-- Start Provided data --

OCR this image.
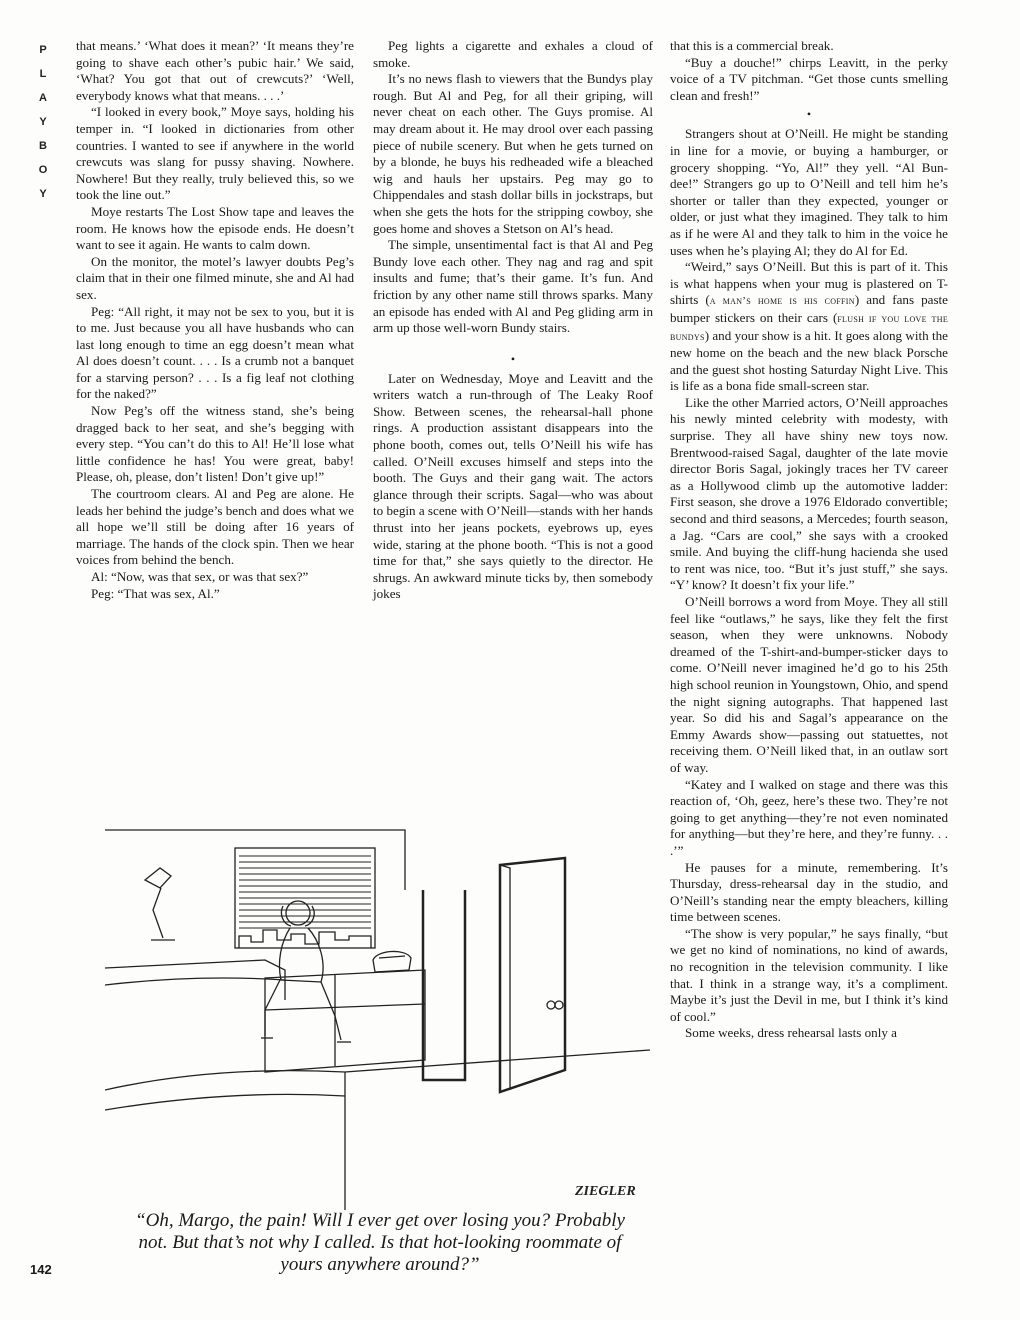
P
L
A
Y
B
O
Y

that means.’ ‘What does it mean?’ ‘It means they’re going to shave each other’s pubic hair.’ We said, ‘What? You got that out of crewcuts?’ ‘Well, everybody knows what that means. . . .’

“I looked in every book,” Moye says, holding his temper in. “I looked in dictionaries from other countries. I wanted to see if anywhere in the world crewcuts was slang for pussy shaving. Nowhere. Nowhere! But they really, truly believed this, so we took the line out.”

Moye restarts The Lost Show tape and leaves the room. He knows how the episode ends. He doesn’t want to see it again. He wants to calm down.

On the monitor, the motel’s lawyer doubts Peg’s claim that in their one filmed minute, she and Al had sex.

Peg: “All right, it may not be sex to you, but it is to me. Just because you all have husbands who can last long enough to time an egg doesn’t mean what Al does doesn’t count. . . . Is a crumb not a banquet for a starving person? . . . Is a fig leaf not clothing for the naked?”

Now Peg’s off the witness stand, she’s being dragged back to her seat, and she’s begging with every step. “You can’t do this to Al! He’ll lose what little confidence he has! You were great, baby! Please, oh, please, don’t listen! Don’t give up!”

The courtroom clears. Al and Peg are alone. He leads her behind the judge’s bench and does what we all hope we’ll still be doing after 16 years of marriage. The hands of the clock spin. Then we hear voices from behind the bench.

Al: “Now, was that sex, or was that sex?”

Peg: “That was sex, Al.”

Peg lights a cigarette and exhales a cloud of smoke.

It’s no news flash to viewers that the Bundys play rough. But Al and Peg, for all their griping, will never cheat on each other. The Guys promise. Al may dream about it. He may drool over each passing piece of nubile scenery. But when he gets turned on by a blonde, he buys his redheaded wife a bleached wig and hauls her upstairs. Peg may go to Chippendales and stash dollar bills in jockstraps, but when she gets the hots for the stripping cowboy, she goes home and shoves a Stetson on Al’s head.

The simple, unsentimental fact is that Al and Peg Bundy love each other. They nag and rag and spit insults and fume; that’s their game. It’s fun. And friction by any other name still throws sparks. Many an episode has ended with Al and Peg gliding arm in arm up those well-worn Bundy stairs.

•

Later on Wednesday, Moye and Leavitt and the writers watch a run-through of The Leaky Roof Show. Between scenes, the rehearsal-hall phone rings. A production assistant disappears into the phone booth, comes out, tells O’Neill his wife has called. O’Neill excuses himself and steps into the booth. The Guys and their gang wait. The actors glance through their scripts. Sagal—who was about to begin a scene with O’Neill—stands with her hands thrust into her jeans pockets, eyebrows up, eyes wide, staring at the phone booth. “This is not a good time for that,” she says quietly to the director. He shrugs. An awkward minute ticks by, then somebody jokes

that this is a commercial break.

“Buy a douche!” chirps Leavitt, in the perky voice of a TV pitchman. “Get those cunts smelling clean and fresh!”

•

Strangers shout at O’Neill. He might be standing in line for a movie, or buying a hamburger, or grocery shopping. “Yo, Al!” they yell. “Al Bun-dee!” Strangers go up to O’Neill and tell him he’s shorter or taller than they expected, younger or older, or just what they imagined. They talk to him as if he were Al and they talk to him in the voice he uses when he’s playing Al; they do Al for Ed.

“Weird,” says O’Neill. But this is part of it. This is what happens when your mug is plastered on T-shirts (a man’s home is his coffin) and fans paste bumper stickers on their cars (flush if you love the bundys) and your show is a hit. It goes along with the new home on the beach and the new black Porsche and the guest shot hosting Saturday Night Live. This is life as a bona fide small-screen star.

Like the other Married actors, O’Neill approaches his newly minted celebrity with modesty, with surprise. They all have shiny new toys now. Brentwood-raised Sagal, daughter of the late movie director Boris Sagal, jokingly traces her TV career as a Hollywood climb up the automotive ladder: First season, she drove a 1976 Eldorado convertible; second and third seasons, a Mercedes; fourth season, a Jag. “Cars are cool,” she says with a crooked smile. And buying the cliff-hung hacienda she used to rent was nice, too. “But it’s just stuff,” she says. “Y’ know? It doesn’t fix your life.”

O’Neill borrows a word from Moye. They all still feel like “outlaws,” he says, like they felt the first season, when they were unknowns. Nobody dreamed of the T-shirt-and-bumper-sticker days to come. O’Neill never imagined he’d go to his 25th high school reunion in Youngstown, Ohio, and spend the night signing autographs. That happened last year. So did his and Sagal’s appearance on the Emmy Awards show—passing out statuettes, not receiving them. O’Neill liked that, in an outlaw sort of way.

“Katey and I walked on stage and there was this reaction of, ‘Oh, geez, here’s these two. They’re not going to get anything—they’re not even nominated for anything—but they’re here, and they’re funny. . . .’”

He pauses for a minute, remembering. It’s Thursday, dress-rehearsal day in the studio, and O’Neill’s standing near the empty bleachers, killing time between scenes.

“The show is very popular,” he says finally, “but we get no kind of nominations, no kind of awards, no recognition in the television community. I like that. I think in a strange way, it’s a compliment. Maybe it’s just the Devil in me, but I think it’s kind of cool.”

Some weeks, dress rehearsal lasts only a

ZIEGLER
“Oh, Margo, the pain! Will I ever get over losing you? Probably not. But that’s not why I called. Is that hot-looking roommate of yours anywhere around?”
142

-- End Provided data --

__Your task__. State the number of lines in this listing that contain the string "those", and add nothing else.

__Expected answer__. 2